## EXCERPT TO READ
○ ○ ○ ○ ○

8. The multifaceted diachronic and synchronic panorama that takes shape confirms not only the polycentric nature of the global cultural and critical scene alluded to in the book and contextualizing this new approach to Chinese studies, but also the multiple possibilities of this new conception and practice of comparative literary and cultural studies applied to the Chinese reality. For its part, the concluding essay by Eugene Eoyang further reflects upon polycentrism and decenteredness. In line with Longxi's claim about the danger of taking the comparative approach as a juxtaposition of literary works or discourses (34), and with Palumbo-Liu's caveats against the risk of ascribing a universal value to the Western perspective and of reducing Chinese texts to mere allegories of Western cultural phenomena (48), Eoyang reminds us that no literature or culture, be it Western or Eastern, can exist outside plurality, national and disciplinary boundary crossing, and interchanges. Comparative literature hence becomes for him the locus of a constant exile or displacement. However, those conditions are not to be seen as synonyms for alienation but, rather, as promoters of dialogue and non hegemonic inclusiveness against self-sufficiency and assimilation of otherness to sameness. Therefore, without ignoring the marginality of Chinese studies on the international scene, the volume as a whole highlights the need and the opportunity for Chinese comparative literature -- and for comparative literature at large -- to participate in what Palumbo-Liu presents as "the debates about culture and its transnational negotiations" (48).

○ ○ ○ ○ ○

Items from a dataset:
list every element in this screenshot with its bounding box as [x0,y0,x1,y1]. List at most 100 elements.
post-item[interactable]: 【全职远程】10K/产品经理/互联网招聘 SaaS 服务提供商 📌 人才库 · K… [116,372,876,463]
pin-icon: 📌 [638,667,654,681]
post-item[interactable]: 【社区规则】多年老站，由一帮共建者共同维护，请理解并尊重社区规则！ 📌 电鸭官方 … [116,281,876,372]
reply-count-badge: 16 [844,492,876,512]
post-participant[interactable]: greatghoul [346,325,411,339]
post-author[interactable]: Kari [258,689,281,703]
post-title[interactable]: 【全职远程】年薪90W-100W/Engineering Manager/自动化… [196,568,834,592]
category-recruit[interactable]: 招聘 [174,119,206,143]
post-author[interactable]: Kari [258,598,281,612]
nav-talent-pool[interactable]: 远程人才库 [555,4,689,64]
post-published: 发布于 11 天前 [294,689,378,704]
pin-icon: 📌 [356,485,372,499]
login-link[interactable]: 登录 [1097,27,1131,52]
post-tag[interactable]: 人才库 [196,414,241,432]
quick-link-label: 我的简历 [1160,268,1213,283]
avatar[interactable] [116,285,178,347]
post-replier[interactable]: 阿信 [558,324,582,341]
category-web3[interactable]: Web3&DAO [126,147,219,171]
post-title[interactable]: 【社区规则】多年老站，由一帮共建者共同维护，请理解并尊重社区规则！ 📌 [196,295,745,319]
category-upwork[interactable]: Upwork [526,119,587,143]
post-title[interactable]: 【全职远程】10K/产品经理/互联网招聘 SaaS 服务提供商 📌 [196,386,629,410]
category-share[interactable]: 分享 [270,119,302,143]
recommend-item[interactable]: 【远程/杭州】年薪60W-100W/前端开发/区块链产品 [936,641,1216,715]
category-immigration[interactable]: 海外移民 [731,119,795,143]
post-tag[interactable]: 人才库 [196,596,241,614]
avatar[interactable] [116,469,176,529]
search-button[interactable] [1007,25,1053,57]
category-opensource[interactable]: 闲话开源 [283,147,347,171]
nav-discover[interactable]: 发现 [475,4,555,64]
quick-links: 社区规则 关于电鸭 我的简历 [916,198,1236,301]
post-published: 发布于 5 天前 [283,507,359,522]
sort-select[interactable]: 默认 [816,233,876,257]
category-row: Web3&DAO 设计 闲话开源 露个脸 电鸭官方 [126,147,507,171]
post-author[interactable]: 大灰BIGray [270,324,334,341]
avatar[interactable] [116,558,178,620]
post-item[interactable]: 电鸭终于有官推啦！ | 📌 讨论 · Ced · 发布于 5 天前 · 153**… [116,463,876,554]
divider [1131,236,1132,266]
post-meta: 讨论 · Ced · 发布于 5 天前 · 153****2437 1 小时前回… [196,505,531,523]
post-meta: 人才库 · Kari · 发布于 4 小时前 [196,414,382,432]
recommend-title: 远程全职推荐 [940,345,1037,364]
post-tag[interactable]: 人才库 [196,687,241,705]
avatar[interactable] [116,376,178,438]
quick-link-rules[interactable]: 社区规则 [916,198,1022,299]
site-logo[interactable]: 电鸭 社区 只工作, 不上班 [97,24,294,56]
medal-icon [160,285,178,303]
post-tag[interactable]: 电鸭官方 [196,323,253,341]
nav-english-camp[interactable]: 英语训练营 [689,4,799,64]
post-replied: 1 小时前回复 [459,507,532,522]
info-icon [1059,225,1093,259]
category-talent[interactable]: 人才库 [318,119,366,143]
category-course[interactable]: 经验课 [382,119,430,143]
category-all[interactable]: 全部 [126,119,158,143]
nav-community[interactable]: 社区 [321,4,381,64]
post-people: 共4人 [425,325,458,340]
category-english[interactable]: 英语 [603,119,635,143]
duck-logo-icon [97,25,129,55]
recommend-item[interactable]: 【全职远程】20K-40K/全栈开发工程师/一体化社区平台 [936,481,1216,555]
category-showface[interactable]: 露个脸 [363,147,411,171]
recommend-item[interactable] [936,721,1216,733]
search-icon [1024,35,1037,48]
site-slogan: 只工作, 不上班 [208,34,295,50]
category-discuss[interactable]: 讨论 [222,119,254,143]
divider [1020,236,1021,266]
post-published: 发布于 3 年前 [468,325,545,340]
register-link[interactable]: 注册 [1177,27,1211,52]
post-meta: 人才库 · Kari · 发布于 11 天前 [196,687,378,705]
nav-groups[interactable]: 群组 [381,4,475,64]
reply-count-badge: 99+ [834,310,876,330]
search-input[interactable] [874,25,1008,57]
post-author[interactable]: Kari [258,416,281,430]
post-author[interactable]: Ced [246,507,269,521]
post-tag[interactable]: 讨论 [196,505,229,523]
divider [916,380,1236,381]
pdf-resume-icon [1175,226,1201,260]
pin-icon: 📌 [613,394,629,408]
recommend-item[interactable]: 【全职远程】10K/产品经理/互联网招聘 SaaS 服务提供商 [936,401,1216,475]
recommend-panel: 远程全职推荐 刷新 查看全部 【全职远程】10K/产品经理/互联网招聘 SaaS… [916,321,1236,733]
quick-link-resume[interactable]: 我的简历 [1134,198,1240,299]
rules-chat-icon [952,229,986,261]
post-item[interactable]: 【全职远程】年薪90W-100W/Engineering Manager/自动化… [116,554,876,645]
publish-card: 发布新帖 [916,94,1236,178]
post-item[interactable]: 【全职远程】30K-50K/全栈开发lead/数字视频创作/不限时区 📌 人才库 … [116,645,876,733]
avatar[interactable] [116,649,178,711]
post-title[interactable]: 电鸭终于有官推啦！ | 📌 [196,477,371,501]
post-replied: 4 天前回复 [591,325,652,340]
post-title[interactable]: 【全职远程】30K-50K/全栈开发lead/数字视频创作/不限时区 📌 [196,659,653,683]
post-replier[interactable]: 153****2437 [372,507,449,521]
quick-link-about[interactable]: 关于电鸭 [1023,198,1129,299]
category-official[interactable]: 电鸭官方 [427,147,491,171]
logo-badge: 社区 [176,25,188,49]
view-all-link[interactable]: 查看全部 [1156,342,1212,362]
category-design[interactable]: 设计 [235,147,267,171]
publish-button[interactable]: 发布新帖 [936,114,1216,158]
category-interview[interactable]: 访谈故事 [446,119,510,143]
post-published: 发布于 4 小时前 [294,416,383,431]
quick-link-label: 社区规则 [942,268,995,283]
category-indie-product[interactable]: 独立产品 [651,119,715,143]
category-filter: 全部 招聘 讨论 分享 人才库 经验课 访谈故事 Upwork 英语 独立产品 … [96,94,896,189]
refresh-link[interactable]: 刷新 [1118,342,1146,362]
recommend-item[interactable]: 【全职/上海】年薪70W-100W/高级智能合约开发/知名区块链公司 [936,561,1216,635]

○ ○ ○ ○ ○

## EXERCISE REQUIREMENTS
1. Name every scholar mentioned in the excerpt on Chinese comparative literature.
2. Filter the entries, keeping every line that contains the string "site".
The excerpt on Chinese comparative literature and the entries come from separate sources.

## EXPECTED RESPONSES
1. Eugene Eoyang, Longxi, Palumbo-Liu

2.
site-logo[interactable]: 电鸭 社区 只工作, 不上班 [97,24,294,56]
site-slogan: 只工作, 不上班 [208,34,295,50]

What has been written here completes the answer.